Aim of the exercise: In the copy, include every entry exactly but none of the images.

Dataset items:
◆ ◆ ◆ ◆

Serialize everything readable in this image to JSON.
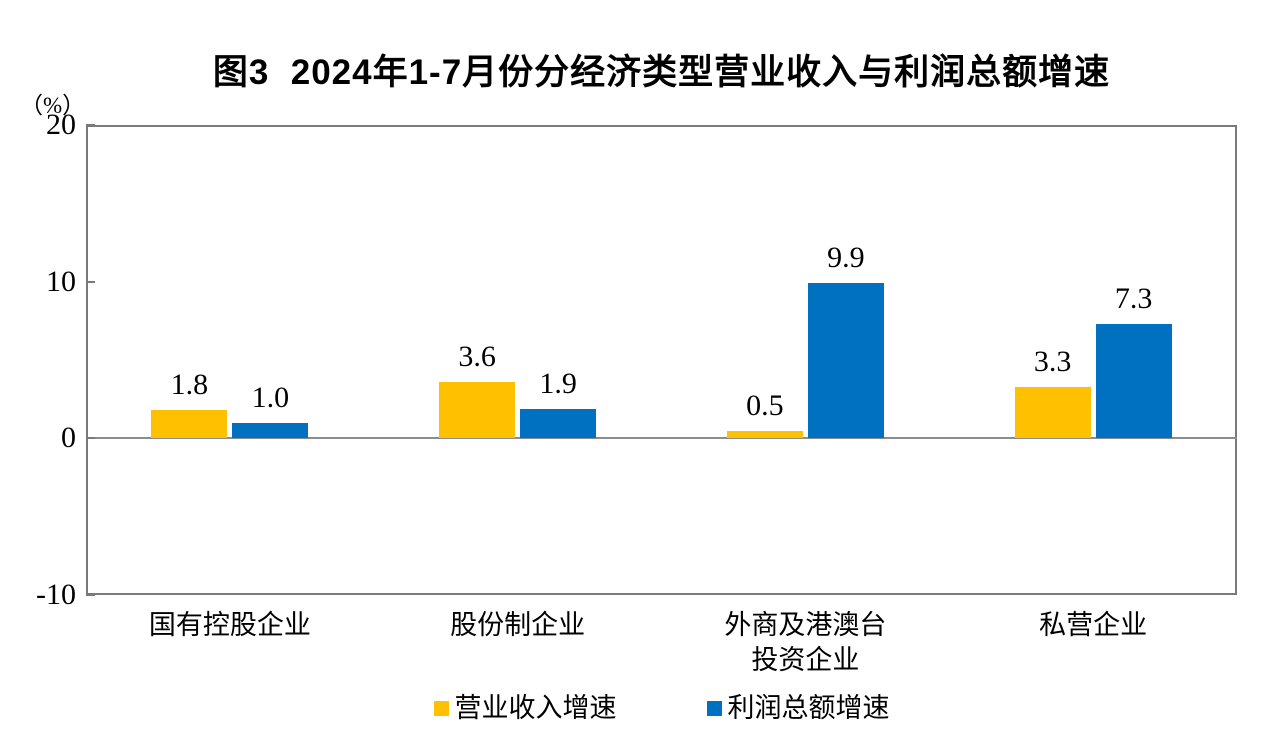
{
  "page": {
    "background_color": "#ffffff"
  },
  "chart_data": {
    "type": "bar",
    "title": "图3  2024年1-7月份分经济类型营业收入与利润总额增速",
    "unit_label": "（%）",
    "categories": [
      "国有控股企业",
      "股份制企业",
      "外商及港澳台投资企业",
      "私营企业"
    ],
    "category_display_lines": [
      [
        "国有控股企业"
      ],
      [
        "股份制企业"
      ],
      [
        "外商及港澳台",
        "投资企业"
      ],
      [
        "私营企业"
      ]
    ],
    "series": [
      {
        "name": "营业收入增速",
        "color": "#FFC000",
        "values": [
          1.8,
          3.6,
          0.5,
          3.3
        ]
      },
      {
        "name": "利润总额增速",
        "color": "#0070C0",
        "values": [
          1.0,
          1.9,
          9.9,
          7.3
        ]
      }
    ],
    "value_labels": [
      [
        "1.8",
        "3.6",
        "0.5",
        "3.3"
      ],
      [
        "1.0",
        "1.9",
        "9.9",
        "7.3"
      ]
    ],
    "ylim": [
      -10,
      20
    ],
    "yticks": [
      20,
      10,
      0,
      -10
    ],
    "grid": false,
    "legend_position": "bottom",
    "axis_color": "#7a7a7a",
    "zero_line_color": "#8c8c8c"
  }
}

◆ ◆ ◆ ◆

Complete output:
Serialize everything readable in this image to JSON.
{
  "page": {
    "background_color": "#ffffff"
  },
  "chart_data": {
    "type": "bar",
    "title": "图3  2024年1-7月份分经济类型营业收入与利润总额增速",
    "unit_label": "（%）",
    "categories": [
      "国有控股企业",
      "股份制企业",
      "外商及港澳台投资企业",
      "私营企业"
    ],
    "category_display_lines": [
      [
        "国有控股企业"
      ],
      [
        "股份制企业"
      ],
      [
        "外商及港澳台",
        "投资企业"
      ],
      [
        "私营企业"
      ]
    ],
    "series": [
      {
        "name": "营业收入增速",
        "color": "#FFC000",
        "values": [
          1.8,
          3.6,
          0.5,
          3.3
        ]
      },
      {
        "name": "利润总额增速",
        "color": "#0070C0",
        "values": [
          1.0,
          1.9,
          9.9,
          7.3
        ]
      }
    ],
    "value_labels": [
      [
        "1.8",
        "3.6",
        "0.5",
        "3.3"
      ],
      [
        "1.0",
        "1.9",
        "9.9",
        "7.3"
      ]
    ],
    "ylim": [
      -10,
      20
    ],
    "yticks": [
      20,
      10,
      0,
      -10
    ],
    "grid": false,
    "legend_position": "bottom",
    "axis_color": "#7a7a7a",
    "zero_line_color": "#8c8c8c"
  }
}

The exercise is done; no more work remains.